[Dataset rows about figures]

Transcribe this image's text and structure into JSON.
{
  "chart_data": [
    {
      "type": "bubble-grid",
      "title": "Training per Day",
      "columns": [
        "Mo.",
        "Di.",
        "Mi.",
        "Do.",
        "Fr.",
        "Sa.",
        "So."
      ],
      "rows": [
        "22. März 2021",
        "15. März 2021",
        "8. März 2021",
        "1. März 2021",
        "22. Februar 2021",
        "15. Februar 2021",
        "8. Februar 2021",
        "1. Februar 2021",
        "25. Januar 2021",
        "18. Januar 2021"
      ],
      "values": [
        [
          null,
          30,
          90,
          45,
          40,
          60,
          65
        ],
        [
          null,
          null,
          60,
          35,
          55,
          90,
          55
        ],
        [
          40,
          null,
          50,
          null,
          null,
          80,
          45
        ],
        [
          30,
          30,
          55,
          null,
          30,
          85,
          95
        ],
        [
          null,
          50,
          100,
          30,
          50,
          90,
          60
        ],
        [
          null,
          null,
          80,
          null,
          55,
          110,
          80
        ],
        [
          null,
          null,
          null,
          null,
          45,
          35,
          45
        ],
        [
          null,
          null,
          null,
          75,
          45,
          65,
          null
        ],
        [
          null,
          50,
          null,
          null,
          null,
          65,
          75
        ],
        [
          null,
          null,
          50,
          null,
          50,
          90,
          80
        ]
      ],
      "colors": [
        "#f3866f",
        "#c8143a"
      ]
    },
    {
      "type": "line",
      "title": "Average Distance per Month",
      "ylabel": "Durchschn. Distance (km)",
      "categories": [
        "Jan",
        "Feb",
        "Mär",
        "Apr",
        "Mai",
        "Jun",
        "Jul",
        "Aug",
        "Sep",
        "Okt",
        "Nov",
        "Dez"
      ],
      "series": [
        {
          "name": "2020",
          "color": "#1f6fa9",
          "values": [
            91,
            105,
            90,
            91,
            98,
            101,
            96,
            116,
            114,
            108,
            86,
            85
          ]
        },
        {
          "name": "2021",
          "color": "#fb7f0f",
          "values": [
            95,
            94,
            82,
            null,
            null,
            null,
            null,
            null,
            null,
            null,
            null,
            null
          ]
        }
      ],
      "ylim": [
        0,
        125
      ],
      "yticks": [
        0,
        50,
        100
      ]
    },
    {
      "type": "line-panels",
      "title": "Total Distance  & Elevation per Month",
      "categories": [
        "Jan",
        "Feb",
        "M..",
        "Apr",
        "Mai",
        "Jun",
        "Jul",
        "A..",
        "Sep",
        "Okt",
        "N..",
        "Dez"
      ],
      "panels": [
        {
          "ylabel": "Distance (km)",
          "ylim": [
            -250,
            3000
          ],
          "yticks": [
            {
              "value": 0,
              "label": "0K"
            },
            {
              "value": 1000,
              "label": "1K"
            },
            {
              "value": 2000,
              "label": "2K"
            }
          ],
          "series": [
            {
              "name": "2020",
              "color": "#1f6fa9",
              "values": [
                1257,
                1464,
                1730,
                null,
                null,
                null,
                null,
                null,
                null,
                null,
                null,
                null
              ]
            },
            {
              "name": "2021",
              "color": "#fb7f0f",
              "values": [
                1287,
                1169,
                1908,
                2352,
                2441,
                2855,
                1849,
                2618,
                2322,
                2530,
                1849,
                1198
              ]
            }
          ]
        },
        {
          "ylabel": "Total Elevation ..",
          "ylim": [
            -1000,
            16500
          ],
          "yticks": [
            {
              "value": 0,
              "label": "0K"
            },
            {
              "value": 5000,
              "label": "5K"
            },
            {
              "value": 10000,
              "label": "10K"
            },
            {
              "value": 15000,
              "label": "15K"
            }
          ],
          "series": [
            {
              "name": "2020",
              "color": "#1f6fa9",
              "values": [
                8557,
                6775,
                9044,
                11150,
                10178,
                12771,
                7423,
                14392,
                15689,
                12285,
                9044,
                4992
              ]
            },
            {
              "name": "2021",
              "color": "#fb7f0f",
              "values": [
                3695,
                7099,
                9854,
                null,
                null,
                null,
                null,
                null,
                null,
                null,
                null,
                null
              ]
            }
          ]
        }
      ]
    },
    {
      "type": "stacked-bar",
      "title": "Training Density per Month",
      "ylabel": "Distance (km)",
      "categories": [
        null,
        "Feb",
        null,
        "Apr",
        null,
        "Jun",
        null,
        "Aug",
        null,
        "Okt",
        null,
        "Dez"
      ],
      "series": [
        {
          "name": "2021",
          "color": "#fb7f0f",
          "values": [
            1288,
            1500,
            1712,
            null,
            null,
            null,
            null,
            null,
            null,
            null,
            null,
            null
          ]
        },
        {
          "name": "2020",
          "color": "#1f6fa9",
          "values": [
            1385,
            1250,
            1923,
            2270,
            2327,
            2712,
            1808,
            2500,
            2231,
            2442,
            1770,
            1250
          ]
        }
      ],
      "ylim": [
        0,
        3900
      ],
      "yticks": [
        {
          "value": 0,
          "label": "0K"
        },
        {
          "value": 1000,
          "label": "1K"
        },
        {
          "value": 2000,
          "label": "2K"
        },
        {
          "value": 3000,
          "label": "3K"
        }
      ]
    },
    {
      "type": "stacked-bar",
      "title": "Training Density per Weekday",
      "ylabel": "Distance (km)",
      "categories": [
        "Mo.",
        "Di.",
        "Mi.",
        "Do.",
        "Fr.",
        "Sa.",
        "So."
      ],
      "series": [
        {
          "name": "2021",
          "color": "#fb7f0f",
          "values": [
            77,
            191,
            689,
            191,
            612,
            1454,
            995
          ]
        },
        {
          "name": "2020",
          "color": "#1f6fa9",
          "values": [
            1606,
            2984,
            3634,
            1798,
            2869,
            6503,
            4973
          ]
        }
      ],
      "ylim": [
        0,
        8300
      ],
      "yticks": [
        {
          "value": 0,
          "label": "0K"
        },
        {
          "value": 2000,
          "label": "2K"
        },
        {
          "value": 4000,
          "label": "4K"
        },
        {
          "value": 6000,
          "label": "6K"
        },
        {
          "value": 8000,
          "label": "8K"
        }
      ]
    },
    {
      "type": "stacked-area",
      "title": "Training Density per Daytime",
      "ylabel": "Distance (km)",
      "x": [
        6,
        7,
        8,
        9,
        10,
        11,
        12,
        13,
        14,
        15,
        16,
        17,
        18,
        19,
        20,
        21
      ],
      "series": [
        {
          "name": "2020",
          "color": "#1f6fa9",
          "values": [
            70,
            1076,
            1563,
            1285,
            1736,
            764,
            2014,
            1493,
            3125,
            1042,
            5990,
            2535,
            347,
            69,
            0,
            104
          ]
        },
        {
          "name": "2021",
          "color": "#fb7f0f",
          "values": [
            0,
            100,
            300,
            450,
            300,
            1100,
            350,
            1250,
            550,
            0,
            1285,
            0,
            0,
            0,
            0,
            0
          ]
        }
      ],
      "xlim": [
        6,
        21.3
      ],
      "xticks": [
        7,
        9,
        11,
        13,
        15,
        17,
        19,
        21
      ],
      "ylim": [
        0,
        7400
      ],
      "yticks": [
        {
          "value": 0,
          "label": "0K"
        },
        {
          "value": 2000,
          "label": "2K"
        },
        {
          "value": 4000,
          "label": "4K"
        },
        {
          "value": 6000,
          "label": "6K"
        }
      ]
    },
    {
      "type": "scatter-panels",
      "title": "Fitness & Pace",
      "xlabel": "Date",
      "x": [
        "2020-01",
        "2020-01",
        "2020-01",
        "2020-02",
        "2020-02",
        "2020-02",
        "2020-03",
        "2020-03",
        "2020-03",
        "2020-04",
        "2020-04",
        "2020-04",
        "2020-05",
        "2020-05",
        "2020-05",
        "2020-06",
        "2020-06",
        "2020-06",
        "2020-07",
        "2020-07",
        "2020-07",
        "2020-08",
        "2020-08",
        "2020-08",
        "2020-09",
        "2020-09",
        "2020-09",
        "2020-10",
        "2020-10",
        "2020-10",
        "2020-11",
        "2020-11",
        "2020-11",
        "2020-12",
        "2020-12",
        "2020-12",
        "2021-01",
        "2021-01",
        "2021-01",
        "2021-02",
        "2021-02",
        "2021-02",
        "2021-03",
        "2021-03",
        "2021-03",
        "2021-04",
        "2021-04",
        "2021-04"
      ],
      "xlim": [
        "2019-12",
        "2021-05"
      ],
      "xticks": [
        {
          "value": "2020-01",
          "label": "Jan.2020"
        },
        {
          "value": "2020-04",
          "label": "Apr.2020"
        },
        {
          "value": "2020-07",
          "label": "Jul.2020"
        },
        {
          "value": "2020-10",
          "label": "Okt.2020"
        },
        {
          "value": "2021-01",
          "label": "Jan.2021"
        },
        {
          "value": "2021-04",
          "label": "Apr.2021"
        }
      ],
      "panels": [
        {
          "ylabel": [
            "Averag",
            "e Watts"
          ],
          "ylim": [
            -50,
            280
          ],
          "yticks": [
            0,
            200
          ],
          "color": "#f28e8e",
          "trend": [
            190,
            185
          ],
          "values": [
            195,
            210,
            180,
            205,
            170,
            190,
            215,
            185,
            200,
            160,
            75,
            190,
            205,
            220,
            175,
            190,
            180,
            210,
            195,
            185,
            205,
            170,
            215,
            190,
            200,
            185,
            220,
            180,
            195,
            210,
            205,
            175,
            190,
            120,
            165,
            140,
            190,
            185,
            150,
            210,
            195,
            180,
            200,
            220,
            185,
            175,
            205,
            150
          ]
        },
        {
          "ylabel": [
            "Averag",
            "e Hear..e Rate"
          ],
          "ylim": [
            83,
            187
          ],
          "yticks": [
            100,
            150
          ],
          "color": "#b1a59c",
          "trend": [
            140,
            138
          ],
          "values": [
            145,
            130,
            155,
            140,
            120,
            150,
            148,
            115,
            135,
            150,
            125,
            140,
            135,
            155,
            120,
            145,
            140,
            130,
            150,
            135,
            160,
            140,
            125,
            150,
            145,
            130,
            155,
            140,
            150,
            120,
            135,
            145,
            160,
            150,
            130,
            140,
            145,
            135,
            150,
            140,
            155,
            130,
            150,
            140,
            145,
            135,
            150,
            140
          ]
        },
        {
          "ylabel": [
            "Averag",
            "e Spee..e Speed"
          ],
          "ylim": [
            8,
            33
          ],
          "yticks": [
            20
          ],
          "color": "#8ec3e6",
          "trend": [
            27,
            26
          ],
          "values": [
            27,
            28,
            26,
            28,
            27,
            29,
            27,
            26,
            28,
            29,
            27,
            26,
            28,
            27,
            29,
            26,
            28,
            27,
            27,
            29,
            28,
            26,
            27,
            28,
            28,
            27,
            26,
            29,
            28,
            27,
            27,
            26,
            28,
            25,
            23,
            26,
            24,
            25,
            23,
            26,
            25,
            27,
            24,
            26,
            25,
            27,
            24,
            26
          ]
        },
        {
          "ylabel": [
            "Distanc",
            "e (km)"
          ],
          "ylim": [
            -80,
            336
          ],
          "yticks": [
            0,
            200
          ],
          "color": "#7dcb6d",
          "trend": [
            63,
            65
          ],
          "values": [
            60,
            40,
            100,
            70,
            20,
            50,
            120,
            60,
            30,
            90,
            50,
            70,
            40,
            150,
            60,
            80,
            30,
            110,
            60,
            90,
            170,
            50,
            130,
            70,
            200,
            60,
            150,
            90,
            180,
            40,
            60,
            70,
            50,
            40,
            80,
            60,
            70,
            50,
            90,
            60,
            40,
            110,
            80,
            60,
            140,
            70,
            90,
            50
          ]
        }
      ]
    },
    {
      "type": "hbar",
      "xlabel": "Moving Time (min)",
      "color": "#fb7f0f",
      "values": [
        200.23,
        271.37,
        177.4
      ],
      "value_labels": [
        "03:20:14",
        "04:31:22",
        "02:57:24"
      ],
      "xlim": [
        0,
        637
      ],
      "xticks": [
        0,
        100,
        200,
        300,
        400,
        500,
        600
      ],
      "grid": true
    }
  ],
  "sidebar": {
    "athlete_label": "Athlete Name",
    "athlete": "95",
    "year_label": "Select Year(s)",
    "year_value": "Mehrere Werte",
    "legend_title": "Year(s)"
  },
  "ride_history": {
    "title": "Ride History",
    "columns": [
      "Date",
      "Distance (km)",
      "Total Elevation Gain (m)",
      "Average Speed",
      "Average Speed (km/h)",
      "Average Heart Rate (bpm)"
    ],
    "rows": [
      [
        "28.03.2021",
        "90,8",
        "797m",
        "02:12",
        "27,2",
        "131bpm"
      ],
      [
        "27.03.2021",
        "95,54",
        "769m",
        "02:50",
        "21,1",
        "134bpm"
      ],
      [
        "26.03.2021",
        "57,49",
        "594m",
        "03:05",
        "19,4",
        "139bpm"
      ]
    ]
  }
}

## Instructions to follow:
Looking at the data above, how many lines hold the word "type"? Respond with the number alone.

## Task result:
8